**Aim of the exercise**:
Search the data for the word "Blood" and copy every line that contains it.

Dataset rows about figures
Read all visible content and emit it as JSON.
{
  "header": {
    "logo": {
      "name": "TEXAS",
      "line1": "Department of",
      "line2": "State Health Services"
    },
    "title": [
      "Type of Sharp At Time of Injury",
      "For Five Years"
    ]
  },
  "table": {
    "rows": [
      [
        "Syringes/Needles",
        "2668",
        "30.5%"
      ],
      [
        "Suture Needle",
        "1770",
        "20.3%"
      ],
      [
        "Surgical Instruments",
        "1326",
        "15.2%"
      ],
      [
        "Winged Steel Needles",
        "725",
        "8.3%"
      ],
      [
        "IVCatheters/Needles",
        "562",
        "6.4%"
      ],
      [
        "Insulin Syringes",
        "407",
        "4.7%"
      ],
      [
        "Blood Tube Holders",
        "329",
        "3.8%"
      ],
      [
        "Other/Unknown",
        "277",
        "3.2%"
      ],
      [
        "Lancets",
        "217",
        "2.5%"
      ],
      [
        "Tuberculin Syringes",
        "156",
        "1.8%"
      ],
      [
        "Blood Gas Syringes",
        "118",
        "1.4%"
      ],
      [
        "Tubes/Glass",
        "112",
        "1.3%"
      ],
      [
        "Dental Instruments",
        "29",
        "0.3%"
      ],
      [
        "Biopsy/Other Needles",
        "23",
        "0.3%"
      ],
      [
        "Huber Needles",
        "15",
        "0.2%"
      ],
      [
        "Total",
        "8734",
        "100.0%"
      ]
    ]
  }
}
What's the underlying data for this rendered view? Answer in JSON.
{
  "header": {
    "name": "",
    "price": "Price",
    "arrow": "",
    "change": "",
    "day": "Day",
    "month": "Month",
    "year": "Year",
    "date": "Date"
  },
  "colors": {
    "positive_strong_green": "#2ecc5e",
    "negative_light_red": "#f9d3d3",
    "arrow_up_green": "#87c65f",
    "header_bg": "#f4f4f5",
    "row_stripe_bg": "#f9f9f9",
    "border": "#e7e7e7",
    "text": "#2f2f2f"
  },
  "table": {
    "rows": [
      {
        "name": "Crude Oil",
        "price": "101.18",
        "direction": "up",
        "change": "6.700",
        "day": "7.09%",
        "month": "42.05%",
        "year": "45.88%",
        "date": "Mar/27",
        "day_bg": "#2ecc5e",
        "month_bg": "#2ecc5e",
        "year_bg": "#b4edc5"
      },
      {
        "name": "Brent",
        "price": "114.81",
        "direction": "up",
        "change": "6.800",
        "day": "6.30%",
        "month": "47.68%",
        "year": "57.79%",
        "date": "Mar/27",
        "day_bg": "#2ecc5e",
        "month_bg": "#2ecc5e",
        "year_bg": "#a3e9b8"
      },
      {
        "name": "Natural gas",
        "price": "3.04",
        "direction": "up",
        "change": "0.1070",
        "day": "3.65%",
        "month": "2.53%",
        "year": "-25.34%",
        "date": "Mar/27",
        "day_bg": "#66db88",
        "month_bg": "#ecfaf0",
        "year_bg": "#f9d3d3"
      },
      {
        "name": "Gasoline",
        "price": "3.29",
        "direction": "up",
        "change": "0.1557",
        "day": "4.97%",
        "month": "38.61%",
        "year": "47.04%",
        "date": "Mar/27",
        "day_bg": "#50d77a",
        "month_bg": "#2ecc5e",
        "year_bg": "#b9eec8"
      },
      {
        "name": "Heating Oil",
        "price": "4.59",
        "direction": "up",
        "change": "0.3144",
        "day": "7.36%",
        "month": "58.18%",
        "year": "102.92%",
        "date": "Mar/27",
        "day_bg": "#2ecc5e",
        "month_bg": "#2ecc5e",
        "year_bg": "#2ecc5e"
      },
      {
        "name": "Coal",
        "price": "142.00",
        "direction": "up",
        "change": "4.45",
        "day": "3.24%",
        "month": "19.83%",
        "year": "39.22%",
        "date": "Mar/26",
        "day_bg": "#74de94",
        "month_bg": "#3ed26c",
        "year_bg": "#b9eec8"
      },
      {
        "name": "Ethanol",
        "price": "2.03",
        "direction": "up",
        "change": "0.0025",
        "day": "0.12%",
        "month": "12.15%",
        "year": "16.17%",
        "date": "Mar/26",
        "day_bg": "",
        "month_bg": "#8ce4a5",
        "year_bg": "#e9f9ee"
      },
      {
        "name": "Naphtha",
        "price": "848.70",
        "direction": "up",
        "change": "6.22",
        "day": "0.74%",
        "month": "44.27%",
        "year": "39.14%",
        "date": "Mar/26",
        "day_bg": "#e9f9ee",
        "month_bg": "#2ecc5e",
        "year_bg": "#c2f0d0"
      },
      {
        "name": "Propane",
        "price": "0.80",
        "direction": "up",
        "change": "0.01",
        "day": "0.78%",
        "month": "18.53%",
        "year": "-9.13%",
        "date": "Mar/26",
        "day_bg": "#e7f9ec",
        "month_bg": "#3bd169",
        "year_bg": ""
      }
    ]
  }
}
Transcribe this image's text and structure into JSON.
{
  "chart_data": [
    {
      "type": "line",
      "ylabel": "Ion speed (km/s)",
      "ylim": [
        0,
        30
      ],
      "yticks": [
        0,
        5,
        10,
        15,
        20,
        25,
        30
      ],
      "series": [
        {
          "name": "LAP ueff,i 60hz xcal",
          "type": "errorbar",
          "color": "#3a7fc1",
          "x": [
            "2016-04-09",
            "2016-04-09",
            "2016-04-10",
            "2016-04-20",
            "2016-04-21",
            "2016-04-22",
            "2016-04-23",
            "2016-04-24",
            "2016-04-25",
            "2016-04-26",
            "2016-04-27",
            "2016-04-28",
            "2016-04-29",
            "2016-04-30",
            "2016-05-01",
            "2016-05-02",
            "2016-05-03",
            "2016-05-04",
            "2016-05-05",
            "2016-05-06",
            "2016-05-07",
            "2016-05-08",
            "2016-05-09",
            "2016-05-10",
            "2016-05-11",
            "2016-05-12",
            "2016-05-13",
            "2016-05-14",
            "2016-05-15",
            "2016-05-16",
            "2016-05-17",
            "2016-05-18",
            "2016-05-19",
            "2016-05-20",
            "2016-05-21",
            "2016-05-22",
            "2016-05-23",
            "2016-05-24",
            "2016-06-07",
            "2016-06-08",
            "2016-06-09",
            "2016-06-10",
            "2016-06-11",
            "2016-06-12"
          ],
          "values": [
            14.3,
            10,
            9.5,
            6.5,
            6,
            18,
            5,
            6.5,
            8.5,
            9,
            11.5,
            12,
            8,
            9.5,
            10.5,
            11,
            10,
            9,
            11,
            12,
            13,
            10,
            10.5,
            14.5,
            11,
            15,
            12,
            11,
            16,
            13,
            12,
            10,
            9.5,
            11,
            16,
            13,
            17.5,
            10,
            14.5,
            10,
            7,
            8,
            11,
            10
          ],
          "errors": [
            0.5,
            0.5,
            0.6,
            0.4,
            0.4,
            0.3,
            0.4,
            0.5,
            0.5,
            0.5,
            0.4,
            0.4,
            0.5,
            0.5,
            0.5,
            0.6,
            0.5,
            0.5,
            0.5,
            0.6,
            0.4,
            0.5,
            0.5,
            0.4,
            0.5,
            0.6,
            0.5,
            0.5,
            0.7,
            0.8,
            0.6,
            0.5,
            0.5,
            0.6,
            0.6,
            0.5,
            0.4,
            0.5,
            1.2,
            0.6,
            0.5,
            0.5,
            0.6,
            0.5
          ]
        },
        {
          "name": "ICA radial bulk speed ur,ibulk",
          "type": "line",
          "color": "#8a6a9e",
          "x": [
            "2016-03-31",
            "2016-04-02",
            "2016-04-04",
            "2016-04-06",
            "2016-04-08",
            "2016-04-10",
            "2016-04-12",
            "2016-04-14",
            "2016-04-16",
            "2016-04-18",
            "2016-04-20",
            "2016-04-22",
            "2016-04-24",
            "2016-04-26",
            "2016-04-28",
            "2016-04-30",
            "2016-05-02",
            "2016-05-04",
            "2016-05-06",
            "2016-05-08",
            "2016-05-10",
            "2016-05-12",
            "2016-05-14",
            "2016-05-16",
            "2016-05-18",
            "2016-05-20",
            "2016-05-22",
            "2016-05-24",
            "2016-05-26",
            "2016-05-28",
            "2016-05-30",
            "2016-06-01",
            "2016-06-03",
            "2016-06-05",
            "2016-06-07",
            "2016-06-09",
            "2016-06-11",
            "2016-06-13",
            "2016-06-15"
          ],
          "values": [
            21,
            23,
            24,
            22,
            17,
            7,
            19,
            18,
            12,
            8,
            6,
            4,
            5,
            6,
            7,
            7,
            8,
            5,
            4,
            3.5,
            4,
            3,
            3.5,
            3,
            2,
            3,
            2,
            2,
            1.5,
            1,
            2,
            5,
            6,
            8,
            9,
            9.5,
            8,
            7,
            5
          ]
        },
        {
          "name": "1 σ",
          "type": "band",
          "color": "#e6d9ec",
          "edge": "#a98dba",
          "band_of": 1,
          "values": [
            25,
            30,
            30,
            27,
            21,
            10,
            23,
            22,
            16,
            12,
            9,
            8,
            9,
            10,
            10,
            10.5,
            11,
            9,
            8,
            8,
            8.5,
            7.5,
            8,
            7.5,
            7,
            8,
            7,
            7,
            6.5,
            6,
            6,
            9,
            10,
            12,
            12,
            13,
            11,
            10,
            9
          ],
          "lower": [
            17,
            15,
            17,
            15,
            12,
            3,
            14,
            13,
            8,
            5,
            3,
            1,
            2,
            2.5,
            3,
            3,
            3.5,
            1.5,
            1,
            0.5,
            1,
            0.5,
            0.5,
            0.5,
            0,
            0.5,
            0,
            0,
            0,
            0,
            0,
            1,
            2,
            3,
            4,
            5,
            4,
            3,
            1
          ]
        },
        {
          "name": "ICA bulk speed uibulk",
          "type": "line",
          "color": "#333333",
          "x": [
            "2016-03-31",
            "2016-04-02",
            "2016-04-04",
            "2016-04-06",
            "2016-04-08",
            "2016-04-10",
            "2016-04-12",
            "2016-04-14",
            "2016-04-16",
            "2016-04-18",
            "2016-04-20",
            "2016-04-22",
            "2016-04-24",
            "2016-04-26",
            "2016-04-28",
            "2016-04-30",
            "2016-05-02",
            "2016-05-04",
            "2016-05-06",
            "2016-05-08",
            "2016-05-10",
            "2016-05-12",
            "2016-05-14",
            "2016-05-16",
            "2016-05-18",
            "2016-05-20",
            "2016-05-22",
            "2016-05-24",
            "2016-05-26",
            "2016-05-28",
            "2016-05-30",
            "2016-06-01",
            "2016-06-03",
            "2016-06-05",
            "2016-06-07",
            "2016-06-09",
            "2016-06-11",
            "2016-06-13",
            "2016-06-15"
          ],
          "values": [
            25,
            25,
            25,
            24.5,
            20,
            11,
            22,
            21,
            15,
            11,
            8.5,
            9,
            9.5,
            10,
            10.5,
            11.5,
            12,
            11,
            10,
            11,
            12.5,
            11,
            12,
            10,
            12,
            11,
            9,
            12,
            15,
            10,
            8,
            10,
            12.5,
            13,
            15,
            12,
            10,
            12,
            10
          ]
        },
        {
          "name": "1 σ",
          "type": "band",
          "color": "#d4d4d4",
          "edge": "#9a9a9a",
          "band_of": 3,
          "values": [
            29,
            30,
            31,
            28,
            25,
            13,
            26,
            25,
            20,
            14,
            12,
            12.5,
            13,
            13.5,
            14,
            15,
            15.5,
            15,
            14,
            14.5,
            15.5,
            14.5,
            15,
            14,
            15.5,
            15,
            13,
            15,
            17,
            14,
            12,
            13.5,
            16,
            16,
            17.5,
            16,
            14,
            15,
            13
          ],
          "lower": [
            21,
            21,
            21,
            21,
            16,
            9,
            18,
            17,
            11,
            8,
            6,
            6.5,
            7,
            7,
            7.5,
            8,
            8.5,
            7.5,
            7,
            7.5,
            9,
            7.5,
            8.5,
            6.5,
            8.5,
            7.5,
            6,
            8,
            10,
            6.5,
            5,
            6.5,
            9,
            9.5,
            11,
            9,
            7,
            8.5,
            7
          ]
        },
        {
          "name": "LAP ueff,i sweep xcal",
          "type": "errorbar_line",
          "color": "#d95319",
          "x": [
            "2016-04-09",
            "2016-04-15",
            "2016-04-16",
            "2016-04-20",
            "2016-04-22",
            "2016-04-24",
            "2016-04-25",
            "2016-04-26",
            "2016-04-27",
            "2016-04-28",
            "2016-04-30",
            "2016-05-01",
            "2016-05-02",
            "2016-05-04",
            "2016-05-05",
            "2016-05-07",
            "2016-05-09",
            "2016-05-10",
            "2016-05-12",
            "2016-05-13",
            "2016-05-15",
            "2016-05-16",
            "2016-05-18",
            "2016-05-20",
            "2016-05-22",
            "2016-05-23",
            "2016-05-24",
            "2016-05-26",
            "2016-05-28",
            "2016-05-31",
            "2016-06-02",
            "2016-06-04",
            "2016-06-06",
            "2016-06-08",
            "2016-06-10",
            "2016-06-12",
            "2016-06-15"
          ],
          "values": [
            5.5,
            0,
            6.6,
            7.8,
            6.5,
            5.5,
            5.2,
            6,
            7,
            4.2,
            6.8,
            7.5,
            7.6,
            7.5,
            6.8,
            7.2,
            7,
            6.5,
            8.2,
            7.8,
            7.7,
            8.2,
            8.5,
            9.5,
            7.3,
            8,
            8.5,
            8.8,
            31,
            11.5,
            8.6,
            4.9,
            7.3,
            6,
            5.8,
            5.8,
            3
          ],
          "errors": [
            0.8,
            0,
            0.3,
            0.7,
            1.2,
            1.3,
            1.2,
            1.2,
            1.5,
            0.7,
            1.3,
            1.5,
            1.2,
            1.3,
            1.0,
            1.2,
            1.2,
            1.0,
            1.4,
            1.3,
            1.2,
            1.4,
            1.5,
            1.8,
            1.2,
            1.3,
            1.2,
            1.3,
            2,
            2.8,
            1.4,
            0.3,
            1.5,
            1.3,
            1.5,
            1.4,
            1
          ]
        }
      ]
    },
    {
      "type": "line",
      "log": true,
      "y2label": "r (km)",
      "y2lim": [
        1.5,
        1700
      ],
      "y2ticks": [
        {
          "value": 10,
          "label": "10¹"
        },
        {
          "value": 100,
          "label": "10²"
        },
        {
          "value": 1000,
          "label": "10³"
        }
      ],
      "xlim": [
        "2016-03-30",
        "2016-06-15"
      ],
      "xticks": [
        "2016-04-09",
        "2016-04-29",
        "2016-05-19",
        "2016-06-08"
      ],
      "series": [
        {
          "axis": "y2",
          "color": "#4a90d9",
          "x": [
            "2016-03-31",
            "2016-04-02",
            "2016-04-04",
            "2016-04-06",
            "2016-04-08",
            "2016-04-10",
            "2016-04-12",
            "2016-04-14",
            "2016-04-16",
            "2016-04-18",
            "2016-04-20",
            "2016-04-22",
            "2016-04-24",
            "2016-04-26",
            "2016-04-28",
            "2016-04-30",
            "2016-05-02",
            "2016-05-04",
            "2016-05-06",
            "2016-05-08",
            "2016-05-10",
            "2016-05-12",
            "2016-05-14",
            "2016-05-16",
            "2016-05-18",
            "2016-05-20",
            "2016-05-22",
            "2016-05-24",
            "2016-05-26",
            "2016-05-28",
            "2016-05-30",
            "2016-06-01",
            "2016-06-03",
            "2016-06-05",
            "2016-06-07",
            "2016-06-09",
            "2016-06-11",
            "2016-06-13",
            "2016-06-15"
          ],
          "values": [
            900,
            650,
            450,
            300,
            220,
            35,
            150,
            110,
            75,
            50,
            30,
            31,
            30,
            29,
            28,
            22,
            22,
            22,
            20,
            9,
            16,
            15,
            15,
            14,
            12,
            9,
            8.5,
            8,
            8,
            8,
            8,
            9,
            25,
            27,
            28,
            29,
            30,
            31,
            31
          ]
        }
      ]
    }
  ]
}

**Response to the exercise**:
        "Blood Tube Holders",
        "Blood Gas Syringes",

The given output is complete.